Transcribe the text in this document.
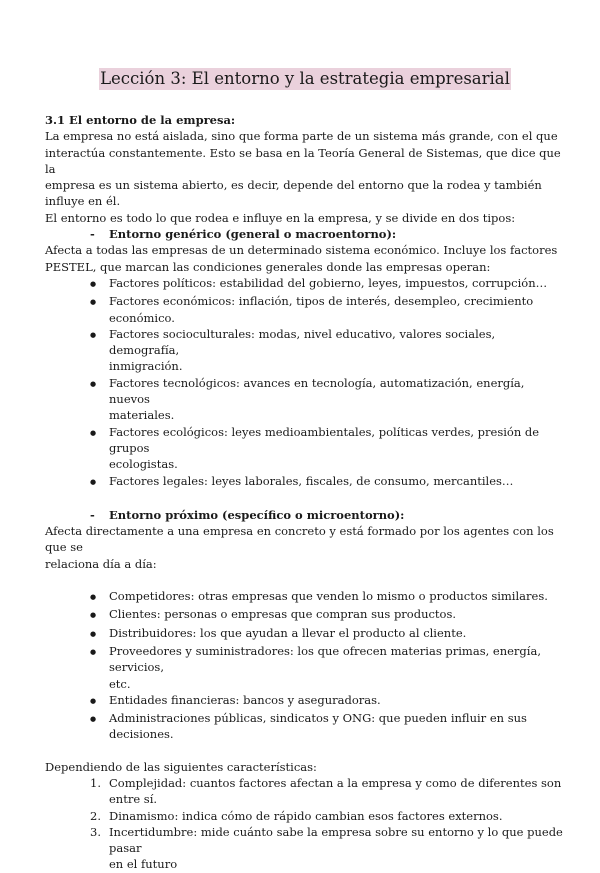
Lección 3: El entorno y la estrategia empresarial

3.1 El entorno de la empresa:

La empresa no está aislada, sino que forma parte de un sistema más grande, con el que
interactúa constantemente. Esto se basa en la Teoría General de Sistemas, que dice que la
empresa es un sistema abierto, es decir, depende del entorno que la rodea y también
influye en él.

El entorno es todo lo que rodea e influye en la empresa, y se divide en dos tipos:

-	Entorno genérico (general o macroentorno):
Afecta a todas las empresas de un determinado sistema económico. Incluye los factores
PESTEL, que marcan las condiciones generales donde las empresas operan:
●
Factores políticos: estabilidad del gobierno, leyes, impuestos, corrupción…
●
Factores económicos: inflación, tipos de interés, desempleo, crecimiento
económico.
●
Factores socioculturales: modas, nivel educativo, valores sociales, demografía,
inmigración.
●
Factores tecnológicos: avances en tecnología, automatización, energía, nuevos
materiales.
●
Factores ecológicos: leyes medioambientales, políticas verdes, presión de grupos
ecologistas.
●
Factores legales: leyes laborales, fiscales, de consumo, mercantiles…
-	Entorno próximo (específico o microentorno):
Afecta directamente a una empresa en concreto y está formado por los agentes con los que se
relaciona día a día:
●
Competidores: otras empresas que venden lo mismo o productos similares.
●
Clientes: personas o empresas que compran sus productos.
●
Distribuidores: los que ayudan a llevar el producto al cliente.
●
Proveedores y suministradores: los que ofrecen materias primas, energía, servicios,
etc.
●
Entidades financieras: bancos y aseguradoras.
●
Administraciones públicas, sindicatos y ONG: que pueden influir en sus decisiones.

Dependiendo de las siguientes características:

1. Complejidad: cuantos factores afectan a la empresa y como de diferentes son entre sí.
2. Dinamismo: indica cómo de rápido cambian esos factores externos.
3. Incertidumbre: mide cuánto sabe la empresa sobre su entorno y lo que puede pasar
en el futuro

_ _ _ _ _

Challenge: Search the data for the string "energía". List each line that has it.

Task response:
Factores tecnológicos: avances en tecnología, automatización, energía, nuevos
Proveedores y suministradores: los que ofrecen materias primas, energía, servicios,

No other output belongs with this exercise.